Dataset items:

====

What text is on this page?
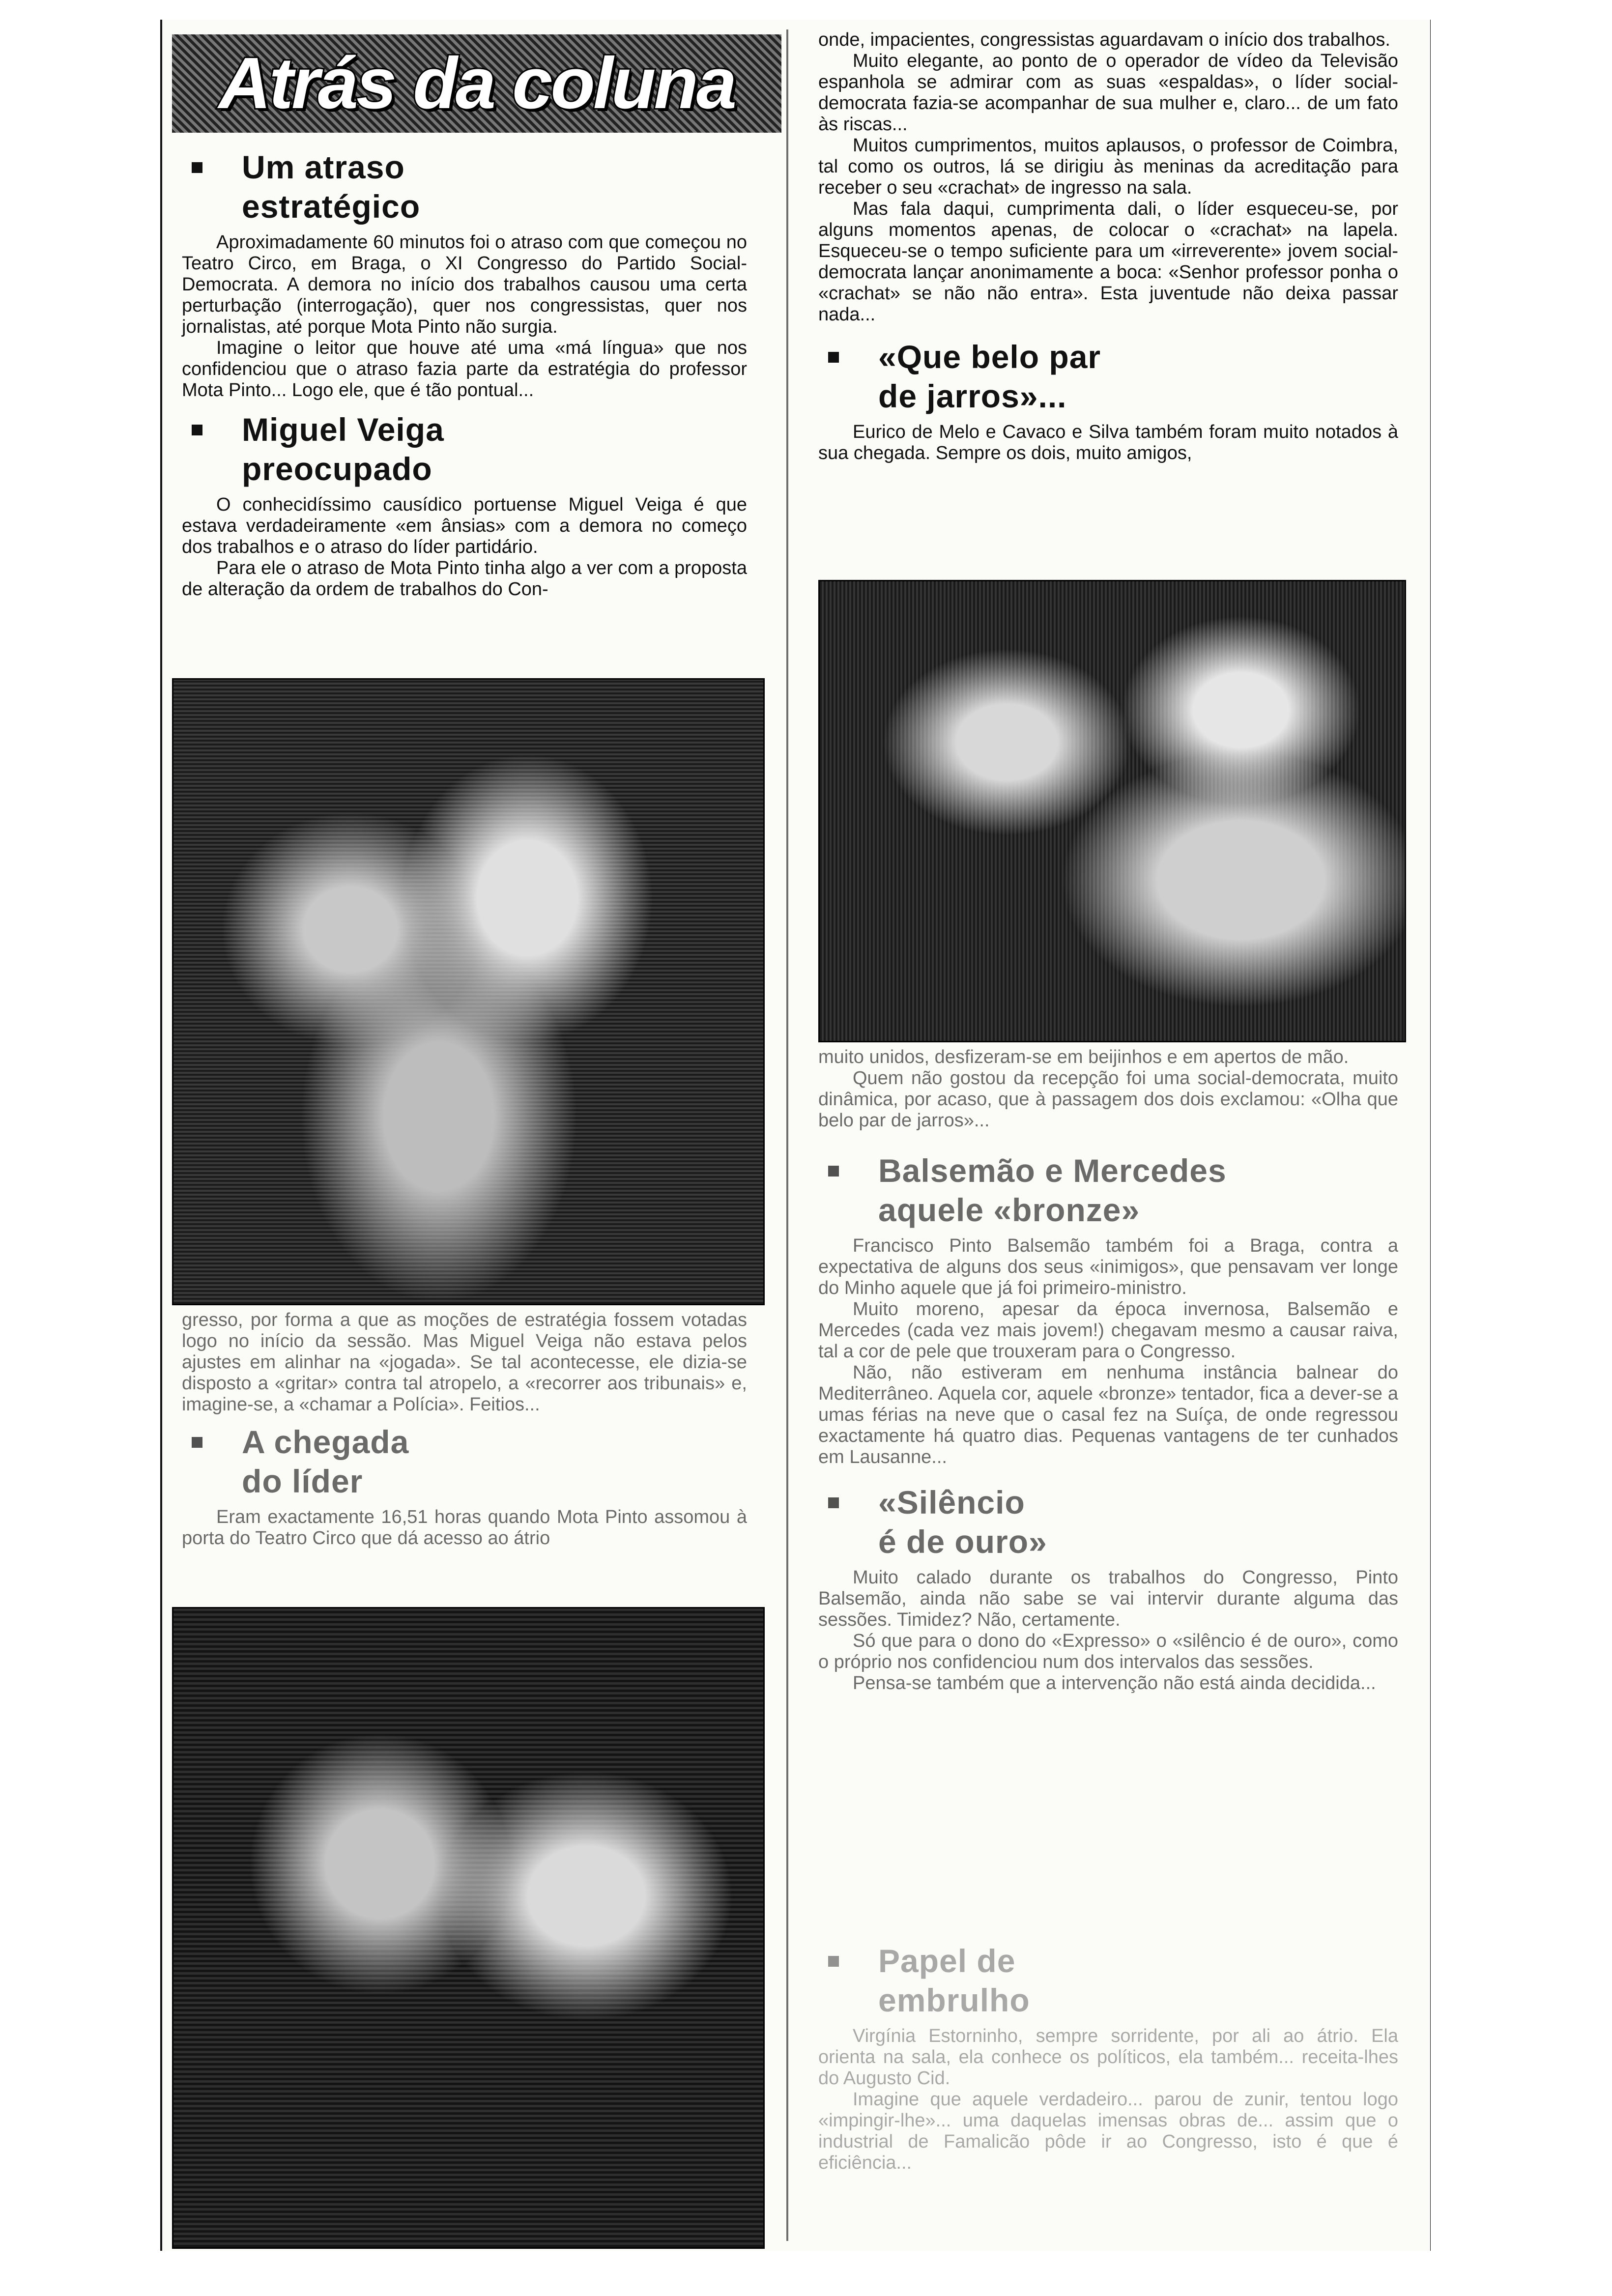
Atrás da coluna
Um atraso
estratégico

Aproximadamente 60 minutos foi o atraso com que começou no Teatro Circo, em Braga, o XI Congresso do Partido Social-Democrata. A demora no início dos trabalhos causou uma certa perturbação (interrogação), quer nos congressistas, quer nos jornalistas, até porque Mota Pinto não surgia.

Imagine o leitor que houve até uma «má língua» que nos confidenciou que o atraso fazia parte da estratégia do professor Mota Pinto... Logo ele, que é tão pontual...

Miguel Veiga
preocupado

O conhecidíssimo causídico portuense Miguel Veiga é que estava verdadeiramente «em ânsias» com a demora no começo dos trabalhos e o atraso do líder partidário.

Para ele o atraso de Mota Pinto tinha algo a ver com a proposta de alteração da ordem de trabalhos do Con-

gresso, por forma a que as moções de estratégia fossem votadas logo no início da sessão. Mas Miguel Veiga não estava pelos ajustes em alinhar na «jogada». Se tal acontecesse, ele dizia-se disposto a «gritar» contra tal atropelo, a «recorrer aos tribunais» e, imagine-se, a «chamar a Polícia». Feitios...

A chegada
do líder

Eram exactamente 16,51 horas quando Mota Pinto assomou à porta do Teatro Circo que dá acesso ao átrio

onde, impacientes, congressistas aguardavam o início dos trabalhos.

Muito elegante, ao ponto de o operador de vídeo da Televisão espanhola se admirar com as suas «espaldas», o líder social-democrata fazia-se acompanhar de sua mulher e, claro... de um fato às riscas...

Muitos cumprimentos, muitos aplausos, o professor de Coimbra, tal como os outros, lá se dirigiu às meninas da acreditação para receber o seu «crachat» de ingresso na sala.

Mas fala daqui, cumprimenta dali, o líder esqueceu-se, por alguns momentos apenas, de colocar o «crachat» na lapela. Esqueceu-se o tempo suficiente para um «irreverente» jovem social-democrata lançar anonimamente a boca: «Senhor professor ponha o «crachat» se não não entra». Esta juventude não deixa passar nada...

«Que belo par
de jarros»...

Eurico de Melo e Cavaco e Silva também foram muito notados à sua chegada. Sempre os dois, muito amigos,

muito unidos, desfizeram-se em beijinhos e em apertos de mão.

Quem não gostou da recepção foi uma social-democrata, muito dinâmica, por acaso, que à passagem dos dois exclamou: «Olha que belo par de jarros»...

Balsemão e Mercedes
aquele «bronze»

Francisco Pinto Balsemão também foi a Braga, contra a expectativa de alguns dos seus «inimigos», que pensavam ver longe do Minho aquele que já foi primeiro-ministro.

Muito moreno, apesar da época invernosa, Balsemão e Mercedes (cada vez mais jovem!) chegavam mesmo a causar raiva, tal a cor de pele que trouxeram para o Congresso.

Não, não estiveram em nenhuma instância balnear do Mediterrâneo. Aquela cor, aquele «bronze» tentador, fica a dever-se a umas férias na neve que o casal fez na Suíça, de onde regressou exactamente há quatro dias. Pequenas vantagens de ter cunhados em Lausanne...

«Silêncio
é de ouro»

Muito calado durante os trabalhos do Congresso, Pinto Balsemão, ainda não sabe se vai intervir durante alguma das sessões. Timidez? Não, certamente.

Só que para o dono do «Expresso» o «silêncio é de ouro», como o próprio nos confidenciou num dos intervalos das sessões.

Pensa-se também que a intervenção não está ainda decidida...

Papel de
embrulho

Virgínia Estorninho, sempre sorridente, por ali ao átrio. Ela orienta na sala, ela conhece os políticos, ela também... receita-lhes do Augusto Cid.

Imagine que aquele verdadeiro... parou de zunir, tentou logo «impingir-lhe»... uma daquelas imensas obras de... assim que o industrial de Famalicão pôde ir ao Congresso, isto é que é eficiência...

====

# WHAT YOU NEED TO DO
Across the records, how many lines contain "bronze"? Only the number should be given.

# TASK OUTPUT
2